RECORDS TO PROCESS →
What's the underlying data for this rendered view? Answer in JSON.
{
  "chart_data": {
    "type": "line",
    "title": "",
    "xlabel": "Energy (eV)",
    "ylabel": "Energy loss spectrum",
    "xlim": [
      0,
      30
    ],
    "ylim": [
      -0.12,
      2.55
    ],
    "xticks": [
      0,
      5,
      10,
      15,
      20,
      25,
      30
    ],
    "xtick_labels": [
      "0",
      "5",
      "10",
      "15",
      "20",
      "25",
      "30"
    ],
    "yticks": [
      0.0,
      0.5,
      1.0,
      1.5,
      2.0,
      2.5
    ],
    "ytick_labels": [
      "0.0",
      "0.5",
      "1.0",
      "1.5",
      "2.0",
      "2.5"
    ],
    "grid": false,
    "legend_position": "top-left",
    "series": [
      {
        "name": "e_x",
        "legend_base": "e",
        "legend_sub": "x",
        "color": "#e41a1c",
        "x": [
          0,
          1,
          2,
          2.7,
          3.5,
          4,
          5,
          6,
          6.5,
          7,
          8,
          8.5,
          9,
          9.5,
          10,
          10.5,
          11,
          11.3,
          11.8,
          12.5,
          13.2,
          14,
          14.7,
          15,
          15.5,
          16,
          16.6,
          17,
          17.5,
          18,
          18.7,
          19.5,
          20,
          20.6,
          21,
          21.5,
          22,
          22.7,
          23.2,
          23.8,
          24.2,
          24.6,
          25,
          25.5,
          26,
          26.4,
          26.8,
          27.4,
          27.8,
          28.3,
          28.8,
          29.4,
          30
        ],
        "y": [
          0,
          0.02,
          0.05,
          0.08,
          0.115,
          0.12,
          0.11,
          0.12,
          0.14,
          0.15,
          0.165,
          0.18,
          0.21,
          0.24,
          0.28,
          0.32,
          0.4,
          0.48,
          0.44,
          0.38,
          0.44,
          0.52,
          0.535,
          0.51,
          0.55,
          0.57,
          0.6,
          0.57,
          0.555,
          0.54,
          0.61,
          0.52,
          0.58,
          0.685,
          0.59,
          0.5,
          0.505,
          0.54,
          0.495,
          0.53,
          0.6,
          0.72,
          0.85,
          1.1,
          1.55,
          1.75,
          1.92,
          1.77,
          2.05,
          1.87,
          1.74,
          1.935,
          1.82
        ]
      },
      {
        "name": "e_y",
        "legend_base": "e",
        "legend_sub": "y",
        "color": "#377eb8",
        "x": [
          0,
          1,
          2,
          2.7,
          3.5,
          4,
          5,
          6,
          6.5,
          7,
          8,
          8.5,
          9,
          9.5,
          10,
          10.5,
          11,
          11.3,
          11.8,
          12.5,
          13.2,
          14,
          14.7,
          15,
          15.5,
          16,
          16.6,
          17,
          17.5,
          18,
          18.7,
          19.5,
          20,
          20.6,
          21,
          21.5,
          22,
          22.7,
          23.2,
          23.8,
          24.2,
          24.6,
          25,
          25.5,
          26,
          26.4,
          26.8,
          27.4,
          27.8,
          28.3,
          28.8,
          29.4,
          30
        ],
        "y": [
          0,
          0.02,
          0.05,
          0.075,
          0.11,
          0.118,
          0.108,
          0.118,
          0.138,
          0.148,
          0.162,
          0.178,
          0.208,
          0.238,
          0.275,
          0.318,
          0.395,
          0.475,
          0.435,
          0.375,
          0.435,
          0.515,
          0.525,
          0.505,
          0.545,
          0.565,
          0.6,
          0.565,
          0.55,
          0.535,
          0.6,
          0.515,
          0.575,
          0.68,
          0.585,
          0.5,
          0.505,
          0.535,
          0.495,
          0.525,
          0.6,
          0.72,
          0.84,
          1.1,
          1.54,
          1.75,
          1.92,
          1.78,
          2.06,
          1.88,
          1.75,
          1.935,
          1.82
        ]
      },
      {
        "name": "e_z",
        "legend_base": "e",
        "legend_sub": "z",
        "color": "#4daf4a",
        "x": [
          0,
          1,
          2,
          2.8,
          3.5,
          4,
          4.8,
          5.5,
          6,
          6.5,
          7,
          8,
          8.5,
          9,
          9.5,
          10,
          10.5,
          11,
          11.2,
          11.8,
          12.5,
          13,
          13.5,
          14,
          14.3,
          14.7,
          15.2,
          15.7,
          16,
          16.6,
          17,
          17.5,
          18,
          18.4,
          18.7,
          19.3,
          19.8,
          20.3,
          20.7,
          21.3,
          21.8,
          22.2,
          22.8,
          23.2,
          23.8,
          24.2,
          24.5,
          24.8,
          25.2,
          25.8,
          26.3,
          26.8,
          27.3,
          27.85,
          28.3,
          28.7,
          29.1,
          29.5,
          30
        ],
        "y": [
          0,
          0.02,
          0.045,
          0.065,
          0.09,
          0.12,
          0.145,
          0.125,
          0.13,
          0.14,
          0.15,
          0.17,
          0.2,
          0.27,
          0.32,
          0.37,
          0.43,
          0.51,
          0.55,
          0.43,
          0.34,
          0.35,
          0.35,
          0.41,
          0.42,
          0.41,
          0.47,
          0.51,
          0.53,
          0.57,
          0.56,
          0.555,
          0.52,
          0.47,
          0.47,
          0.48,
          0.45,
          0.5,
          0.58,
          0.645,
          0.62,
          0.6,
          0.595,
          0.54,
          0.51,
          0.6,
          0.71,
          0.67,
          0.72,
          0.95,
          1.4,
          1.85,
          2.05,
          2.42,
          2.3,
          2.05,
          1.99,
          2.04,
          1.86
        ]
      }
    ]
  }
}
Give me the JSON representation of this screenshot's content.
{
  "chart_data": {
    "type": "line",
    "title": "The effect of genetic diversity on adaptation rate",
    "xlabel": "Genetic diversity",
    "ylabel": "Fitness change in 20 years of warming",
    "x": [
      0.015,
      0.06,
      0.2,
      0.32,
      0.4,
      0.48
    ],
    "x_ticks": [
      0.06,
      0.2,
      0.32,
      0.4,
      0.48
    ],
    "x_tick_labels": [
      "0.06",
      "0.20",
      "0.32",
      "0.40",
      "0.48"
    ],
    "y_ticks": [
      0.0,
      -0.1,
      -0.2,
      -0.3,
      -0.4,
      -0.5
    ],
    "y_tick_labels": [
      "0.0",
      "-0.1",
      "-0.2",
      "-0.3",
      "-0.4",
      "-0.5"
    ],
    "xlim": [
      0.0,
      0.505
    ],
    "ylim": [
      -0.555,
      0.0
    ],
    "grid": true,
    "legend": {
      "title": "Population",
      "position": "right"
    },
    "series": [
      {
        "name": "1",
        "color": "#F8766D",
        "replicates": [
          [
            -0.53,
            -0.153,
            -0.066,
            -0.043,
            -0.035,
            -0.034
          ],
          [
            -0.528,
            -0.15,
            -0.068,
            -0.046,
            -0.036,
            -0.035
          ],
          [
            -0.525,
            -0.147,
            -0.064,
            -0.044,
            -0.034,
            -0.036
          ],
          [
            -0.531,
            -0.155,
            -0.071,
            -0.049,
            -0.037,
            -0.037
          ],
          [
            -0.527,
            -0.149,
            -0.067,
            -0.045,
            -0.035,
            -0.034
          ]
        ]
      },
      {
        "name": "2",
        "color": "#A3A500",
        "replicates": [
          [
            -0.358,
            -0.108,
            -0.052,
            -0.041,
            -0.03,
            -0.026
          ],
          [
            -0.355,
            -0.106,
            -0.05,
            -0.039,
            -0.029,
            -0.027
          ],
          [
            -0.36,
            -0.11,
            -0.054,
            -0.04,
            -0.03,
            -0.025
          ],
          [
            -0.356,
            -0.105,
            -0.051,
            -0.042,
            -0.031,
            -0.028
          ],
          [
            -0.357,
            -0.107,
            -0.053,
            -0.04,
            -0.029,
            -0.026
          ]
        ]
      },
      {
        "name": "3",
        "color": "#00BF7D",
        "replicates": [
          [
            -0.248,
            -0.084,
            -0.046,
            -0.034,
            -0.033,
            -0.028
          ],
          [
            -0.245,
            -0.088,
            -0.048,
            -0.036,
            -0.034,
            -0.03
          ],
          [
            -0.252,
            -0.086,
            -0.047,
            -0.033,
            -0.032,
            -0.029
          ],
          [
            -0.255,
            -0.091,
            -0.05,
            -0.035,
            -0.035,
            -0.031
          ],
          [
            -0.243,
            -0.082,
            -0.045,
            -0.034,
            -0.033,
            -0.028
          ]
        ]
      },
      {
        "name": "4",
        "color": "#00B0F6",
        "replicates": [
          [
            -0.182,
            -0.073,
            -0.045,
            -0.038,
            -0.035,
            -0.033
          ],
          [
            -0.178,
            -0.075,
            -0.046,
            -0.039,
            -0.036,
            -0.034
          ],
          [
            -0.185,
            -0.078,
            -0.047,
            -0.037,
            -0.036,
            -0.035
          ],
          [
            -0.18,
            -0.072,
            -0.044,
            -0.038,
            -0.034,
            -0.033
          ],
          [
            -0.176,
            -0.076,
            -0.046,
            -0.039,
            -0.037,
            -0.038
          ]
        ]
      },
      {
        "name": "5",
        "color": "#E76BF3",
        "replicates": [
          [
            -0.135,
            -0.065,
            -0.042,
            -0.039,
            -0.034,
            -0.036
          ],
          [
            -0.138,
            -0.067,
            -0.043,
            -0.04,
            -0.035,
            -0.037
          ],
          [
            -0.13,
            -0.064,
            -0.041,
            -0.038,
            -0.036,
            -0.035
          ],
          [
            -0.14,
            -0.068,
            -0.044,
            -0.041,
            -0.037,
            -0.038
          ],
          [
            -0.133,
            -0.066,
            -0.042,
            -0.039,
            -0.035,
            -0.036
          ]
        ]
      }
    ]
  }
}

WORK REQUIRED →
Find each line holding "title". Copy it out.

OUTPUT FOR THIS TASK →
    "title": "",
    "title": "The effect of genetic diversity on adaptation rate",
      "title": "Population",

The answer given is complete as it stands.